Copy each line that has the string "does" somewhere in it.

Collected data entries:
------------------------------------------------------------

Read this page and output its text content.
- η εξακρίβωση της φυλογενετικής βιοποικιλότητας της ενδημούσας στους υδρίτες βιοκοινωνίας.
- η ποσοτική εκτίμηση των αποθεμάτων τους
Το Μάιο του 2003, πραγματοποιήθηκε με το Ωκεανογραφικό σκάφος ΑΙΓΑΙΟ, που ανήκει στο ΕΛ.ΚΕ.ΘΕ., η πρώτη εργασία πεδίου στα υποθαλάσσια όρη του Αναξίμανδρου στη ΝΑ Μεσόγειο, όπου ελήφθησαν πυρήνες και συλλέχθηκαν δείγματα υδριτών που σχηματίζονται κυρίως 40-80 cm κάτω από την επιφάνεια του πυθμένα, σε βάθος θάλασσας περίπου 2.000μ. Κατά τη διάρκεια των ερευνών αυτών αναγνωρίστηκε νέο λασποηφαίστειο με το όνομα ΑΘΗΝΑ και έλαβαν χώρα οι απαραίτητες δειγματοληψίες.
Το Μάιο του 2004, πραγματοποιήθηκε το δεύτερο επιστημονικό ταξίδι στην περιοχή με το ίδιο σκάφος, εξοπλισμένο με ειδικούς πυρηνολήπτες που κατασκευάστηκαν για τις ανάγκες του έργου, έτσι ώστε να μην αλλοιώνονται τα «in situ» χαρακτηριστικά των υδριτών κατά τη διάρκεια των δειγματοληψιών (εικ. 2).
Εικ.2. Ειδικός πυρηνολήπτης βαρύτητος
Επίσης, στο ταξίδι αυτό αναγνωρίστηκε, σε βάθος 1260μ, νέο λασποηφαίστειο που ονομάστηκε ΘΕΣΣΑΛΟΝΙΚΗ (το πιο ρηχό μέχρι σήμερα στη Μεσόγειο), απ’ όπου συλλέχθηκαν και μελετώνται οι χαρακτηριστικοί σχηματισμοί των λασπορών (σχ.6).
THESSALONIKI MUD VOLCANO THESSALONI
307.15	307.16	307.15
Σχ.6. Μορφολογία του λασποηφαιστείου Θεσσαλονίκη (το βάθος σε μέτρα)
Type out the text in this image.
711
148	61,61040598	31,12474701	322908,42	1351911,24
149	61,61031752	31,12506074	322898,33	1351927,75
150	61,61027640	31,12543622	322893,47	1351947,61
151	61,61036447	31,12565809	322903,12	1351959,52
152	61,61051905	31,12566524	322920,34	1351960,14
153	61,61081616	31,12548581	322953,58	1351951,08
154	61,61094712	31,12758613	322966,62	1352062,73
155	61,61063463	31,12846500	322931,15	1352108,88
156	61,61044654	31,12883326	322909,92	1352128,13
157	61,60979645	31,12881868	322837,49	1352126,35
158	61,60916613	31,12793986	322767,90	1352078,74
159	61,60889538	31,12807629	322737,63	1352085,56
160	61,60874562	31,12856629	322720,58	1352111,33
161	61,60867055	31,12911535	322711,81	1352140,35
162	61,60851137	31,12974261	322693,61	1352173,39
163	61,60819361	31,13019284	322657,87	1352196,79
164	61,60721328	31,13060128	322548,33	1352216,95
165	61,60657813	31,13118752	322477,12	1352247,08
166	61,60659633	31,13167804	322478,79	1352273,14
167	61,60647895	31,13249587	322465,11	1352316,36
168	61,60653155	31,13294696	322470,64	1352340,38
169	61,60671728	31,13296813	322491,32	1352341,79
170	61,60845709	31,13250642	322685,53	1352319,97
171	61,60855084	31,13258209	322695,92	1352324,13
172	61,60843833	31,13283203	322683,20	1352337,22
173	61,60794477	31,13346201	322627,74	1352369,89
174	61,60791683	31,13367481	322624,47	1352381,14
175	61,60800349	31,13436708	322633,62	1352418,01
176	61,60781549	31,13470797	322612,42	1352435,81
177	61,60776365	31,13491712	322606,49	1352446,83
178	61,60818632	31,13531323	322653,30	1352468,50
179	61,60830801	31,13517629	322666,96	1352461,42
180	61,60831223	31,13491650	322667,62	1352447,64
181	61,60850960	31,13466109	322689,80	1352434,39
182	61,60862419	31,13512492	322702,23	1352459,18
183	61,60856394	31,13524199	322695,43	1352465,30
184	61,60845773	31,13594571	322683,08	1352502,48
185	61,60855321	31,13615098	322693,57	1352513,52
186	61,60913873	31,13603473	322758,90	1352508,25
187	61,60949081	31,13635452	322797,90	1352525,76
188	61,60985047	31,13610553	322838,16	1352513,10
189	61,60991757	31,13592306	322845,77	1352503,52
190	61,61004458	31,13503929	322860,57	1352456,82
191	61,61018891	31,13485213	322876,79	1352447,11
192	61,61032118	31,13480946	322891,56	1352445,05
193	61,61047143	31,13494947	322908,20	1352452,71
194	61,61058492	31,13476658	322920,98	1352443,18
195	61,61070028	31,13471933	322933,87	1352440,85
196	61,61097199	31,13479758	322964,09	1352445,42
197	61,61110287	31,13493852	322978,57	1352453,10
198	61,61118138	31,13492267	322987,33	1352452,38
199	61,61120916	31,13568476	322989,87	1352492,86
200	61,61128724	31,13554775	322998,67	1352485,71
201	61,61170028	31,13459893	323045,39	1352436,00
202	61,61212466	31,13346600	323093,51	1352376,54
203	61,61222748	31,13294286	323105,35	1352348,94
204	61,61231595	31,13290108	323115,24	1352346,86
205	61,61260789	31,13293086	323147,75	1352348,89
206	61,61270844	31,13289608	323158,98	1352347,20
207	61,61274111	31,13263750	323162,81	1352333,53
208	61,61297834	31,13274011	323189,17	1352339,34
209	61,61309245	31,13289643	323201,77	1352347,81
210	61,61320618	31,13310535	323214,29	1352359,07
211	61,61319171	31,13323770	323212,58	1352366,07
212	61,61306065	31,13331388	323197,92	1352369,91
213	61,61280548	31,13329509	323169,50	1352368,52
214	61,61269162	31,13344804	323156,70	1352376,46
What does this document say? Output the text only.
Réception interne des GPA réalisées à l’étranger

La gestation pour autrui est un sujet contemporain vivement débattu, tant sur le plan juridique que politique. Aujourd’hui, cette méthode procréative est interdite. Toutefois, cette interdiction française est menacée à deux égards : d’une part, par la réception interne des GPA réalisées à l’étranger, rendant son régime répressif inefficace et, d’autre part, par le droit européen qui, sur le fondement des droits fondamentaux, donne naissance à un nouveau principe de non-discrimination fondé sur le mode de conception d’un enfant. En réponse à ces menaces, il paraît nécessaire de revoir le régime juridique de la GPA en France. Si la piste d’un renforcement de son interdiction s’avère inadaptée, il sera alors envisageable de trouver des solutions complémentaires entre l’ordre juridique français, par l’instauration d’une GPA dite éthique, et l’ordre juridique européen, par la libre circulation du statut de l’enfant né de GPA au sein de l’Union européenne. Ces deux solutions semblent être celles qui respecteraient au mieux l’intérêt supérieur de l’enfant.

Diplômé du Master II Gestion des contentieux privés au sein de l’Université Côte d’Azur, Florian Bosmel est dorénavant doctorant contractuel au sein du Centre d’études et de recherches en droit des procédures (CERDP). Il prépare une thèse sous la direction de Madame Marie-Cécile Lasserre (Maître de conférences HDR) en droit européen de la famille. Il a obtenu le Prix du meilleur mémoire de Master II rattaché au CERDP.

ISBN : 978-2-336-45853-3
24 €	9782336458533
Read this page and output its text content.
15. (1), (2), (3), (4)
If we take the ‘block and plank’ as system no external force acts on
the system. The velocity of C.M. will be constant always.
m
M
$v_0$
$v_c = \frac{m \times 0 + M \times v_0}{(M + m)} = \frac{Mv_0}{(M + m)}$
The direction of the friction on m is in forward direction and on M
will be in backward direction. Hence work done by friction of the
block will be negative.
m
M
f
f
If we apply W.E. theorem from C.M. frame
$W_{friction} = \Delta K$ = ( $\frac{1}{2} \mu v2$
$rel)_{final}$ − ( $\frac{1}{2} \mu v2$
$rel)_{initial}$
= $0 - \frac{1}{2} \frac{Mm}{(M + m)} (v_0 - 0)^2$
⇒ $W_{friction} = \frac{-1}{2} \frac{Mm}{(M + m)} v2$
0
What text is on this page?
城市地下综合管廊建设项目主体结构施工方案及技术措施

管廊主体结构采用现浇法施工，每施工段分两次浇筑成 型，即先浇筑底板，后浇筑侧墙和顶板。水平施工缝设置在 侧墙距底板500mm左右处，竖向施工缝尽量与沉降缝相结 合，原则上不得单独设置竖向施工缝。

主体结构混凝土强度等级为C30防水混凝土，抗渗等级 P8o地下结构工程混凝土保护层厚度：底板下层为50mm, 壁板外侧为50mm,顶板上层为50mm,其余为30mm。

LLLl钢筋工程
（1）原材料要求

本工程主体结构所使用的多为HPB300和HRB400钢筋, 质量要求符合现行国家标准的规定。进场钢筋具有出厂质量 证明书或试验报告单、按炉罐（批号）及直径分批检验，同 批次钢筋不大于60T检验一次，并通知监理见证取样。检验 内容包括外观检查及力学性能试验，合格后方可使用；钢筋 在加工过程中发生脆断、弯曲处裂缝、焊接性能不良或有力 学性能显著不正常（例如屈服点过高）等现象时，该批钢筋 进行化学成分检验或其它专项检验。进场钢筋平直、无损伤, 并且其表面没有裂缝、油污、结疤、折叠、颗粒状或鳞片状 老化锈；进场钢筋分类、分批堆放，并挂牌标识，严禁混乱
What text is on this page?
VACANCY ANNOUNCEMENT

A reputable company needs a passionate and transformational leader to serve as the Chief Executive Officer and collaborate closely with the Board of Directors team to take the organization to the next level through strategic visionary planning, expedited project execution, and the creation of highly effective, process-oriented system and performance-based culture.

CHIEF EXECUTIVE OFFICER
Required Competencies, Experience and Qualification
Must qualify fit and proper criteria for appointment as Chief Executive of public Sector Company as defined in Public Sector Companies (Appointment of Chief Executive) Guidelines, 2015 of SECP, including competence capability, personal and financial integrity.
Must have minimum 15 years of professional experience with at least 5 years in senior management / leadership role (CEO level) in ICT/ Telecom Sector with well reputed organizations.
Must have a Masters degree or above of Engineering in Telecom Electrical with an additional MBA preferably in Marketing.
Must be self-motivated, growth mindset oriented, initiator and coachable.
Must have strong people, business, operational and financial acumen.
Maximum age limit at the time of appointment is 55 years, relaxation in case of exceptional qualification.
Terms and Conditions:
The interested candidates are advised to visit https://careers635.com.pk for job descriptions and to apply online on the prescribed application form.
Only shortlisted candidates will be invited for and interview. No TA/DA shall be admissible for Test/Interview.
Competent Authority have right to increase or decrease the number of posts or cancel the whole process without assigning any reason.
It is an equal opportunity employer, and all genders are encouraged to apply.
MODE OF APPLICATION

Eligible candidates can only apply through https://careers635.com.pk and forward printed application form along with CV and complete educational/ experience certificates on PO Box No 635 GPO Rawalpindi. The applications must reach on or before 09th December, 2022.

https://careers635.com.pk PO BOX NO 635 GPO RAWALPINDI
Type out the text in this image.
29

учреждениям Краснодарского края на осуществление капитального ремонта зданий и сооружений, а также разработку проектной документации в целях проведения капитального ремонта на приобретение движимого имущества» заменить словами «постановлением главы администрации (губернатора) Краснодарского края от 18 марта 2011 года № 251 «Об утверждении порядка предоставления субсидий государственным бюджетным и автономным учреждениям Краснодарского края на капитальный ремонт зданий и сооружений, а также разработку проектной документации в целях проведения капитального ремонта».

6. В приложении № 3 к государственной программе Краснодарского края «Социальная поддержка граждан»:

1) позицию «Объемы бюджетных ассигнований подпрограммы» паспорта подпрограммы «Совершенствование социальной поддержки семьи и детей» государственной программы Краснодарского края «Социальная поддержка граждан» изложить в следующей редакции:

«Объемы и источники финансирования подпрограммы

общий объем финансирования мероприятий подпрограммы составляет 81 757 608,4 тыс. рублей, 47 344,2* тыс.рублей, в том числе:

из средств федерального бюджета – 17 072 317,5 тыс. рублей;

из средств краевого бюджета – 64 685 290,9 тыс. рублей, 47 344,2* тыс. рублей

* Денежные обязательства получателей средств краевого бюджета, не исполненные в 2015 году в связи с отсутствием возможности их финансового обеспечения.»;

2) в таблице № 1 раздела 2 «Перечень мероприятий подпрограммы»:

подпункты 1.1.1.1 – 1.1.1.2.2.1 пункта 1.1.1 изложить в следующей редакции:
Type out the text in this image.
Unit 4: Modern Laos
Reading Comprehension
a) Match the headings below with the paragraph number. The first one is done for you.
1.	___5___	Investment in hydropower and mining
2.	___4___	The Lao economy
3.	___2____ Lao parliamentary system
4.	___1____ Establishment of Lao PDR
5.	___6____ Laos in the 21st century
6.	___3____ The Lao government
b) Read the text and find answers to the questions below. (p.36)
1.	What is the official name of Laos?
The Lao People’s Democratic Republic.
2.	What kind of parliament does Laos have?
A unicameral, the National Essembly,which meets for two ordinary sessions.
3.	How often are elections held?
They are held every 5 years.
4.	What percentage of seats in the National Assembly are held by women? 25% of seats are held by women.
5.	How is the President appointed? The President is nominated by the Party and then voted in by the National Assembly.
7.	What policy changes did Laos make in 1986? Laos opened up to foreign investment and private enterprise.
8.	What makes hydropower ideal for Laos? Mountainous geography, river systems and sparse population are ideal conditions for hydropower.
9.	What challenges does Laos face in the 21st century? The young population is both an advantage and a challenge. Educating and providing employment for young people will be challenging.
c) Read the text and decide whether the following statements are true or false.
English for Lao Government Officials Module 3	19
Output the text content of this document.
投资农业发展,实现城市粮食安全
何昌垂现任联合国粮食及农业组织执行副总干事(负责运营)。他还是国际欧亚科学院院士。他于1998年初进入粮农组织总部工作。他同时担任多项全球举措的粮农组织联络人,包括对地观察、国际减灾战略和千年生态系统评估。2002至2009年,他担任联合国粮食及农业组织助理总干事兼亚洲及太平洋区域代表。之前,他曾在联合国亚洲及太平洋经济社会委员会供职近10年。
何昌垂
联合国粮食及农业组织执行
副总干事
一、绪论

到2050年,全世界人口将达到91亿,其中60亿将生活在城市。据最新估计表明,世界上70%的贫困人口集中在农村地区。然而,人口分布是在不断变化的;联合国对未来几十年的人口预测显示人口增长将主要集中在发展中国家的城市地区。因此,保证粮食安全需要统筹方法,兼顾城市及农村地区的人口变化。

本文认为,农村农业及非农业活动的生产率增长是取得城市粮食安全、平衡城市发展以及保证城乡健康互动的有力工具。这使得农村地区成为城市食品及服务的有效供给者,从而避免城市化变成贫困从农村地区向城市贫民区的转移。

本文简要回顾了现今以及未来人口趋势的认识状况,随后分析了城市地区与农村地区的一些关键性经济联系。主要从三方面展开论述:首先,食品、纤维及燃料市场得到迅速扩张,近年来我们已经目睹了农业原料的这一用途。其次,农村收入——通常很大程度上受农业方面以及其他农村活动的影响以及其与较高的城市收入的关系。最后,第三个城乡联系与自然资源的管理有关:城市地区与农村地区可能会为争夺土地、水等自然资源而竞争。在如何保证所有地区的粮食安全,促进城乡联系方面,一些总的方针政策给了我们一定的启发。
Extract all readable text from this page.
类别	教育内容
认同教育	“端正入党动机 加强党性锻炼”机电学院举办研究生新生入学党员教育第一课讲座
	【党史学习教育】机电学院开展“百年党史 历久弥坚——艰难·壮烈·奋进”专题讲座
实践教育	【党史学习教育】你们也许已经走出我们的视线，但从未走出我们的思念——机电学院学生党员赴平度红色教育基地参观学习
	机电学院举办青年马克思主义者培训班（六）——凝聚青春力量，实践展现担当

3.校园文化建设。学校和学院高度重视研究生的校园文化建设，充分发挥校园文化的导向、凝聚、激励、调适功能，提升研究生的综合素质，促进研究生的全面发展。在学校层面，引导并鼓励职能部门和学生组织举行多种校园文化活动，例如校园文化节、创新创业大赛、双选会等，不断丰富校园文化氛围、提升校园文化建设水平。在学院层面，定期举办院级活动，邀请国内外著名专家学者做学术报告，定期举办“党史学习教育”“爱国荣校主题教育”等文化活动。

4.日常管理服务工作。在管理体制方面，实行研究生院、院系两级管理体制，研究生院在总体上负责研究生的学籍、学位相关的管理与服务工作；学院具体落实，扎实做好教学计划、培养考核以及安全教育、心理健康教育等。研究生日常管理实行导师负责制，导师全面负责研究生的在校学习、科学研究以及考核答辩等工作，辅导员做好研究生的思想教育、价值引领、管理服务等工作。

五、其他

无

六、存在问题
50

------------------------------------------------------------

## REPLY TO THE TASK
What does this document say? Output the text only.
2.	What kind of parliament does Laos have?
9.	What challenges does Laos face in the 21st century? The young population is both an advantage and a challenge. Educating and providing employment for young people will be challenging.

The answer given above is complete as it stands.